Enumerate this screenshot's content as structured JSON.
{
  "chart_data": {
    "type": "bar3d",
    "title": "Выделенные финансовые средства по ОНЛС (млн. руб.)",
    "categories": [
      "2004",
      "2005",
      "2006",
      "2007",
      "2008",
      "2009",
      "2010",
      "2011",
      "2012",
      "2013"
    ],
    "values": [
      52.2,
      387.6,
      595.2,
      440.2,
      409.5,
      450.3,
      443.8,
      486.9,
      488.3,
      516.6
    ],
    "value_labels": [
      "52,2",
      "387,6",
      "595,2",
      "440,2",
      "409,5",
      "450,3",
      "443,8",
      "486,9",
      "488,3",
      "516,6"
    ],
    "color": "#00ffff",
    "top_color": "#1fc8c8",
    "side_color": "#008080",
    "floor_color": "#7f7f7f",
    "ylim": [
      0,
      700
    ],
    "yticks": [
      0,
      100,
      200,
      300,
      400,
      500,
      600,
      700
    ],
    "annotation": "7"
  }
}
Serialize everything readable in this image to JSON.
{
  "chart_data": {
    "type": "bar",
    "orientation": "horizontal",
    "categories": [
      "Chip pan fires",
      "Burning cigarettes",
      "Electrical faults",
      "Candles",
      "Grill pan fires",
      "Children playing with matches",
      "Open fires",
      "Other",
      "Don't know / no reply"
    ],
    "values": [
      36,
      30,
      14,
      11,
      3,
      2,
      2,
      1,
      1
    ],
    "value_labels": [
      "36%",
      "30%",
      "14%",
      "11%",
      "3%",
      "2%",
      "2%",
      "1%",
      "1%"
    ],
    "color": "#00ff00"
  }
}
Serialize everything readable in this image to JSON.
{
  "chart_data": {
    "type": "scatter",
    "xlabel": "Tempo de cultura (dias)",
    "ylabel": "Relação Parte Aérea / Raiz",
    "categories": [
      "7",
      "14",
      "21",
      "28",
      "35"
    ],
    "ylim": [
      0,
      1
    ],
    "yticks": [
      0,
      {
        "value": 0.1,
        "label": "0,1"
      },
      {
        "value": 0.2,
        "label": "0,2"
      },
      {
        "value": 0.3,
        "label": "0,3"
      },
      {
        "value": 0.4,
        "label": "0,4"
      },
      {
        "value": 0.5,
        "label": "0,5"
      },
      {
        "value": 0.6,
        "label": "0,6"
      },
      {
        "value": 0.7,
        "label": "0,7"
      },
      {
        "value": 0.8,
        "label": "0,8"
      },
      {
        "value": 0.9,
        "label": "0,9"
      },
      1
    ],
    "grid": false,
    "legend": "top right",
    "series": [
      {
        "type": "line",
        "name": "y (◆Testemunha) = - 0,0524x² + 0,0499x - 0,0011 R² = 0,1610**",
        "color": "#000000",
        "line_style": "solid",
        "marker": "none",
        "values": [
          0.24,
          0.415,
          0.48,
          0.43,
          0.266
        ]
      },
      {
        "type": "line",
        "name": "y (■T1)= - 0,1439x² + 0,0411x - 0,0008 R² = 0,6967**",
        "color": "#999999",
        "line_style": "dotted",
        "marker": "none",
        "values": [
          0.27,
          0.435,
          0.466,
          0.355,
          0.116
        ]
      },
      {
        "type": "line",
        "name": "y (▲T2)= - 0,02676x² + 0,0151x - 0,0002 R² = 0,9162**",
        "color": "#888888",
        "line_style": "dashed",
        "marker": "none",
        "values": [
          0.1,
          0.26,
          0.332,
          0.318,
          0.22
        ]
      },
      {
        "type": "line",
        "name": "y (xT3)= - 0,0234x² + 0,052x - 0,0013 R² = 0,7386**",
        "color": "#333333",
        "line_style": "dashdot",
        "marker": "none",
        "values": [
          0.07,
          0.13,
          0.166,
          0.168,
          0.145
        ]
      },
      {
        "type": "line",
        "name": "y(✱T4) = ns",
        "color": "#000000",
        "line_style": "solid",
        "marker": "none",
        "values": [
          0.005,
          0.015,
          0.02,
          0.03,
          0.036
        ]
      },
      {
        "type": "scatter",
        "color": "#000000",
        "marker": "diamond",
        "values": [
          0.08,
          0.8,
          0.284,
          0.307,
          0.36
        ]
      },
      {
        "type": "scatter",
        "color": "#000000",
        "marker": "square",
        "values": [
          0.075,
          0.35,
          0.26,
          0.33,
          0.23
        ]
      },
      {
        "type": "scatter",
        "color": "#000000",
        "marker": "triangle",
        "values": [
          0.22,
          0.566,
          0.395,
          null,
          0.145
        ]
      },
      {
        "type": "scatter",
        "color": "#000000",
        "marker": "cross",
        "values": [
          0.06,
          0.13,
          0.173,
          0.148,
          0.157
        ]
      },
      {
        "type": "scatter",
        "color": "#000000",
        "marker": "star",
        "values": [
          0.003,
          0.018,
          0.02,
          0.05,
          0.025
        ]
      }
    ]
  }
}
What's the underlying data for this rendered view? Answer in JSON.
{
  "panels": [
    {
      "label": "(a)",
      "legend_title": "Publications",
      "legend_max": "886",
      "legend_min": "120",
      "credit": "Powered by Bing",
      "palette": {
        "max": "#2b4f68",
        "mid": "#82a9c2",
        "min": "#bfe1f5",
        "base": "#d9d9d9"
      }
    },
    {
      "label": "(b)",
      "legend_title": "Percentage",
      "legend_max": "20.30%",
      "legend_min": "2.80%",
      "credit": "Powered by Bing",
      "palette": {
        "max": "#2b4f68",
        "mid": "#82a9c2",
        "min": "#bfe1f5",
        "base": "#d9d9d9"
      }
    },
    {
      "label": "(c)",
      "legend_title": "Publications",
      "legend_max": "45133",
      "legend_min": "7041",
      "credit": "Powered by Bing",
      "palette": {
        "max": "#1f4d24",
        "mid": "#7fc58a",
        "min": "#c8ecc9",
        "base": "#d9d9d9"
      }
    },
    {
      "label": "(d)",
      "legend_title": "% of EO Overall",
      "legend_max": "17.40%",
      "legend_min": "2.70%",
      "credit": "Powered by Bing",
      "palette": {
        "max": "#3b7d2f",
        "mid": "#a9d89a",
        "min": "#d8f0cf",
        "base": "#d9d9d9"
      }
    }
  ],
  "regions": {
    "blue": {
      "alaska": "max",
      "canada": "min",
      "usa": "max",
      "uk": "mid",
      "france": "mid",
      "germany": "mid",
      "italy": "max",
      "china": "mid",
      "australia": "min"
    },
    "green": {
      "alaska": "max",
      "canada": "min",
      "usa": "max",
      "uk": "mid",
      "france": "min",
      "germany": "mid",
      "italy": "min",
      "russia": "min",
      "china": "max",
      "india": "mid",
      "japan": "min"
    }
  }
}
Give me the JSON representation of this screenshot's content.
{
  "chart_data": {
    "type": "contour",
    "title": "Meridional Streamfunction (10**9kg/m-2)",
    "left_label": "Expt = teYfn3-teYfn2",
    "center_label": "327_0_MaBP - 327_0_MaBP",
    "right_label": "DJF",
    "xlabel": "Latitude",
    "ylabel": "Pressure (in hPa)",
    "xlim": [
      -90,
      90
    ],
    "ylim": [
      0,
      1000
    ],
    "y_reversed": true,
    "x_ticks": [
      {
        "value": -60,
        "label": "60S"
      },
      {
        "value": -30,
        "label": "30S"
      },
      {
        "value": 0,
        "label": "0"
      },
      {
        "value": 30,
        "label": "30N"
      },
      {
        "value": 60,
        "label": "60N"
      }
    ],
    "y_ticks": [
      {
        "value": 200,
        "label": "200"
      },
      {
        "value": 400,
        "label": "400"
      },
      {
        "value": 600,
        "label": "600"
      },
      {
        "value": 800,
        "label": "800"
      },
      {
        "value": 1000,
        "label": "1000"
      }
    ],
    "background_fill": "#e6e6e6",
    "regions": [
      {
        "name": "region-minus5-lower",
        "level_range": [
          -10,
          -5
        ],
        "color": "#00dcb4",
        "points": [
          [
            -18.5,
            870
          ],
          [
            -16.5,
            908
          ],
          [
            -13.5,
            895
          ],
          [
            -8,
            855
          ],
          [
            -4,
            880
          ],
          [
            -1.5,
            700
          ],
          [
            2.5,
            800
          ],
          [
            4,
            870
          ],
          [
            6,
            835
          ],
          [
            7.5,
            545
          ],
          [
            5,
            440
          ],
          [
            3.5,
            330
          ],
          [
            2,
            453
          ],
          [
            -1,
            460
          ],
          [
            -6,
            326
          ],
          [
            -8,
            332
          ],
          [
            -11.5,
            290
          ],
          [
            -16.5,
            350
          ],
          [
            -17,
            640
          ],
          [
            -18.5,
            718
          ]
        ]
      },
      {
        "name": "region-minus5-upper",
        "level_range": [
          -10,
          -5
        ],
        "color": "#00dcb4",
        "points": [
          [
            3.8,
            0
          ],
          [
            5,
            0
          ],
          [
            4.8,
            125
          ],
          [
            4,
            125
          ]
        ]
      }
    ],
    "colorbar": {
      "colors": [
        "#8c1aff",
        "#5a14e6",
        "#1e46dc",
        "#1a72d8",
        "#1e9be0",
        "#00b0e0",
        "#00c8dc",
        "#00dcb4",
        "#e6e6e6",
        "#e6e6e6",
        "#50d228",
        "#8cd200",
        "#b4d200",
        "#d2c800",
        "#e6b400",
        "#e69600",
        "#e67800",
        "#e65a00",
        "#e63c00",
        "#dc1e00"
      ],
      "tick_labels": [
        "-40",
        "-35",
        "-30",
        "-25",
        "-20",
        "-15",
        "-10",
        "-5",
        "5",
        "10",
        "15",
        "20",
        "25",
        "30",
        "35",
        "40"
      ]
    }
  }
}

.....

EXERCISE OBJECTIVE:
Pull out and copy each line containing the string "screenshot".

ANSWER BELOW:
Enumerate this screenshot's content as structured JSON.
Give me the JSON representation of this screenshot's content.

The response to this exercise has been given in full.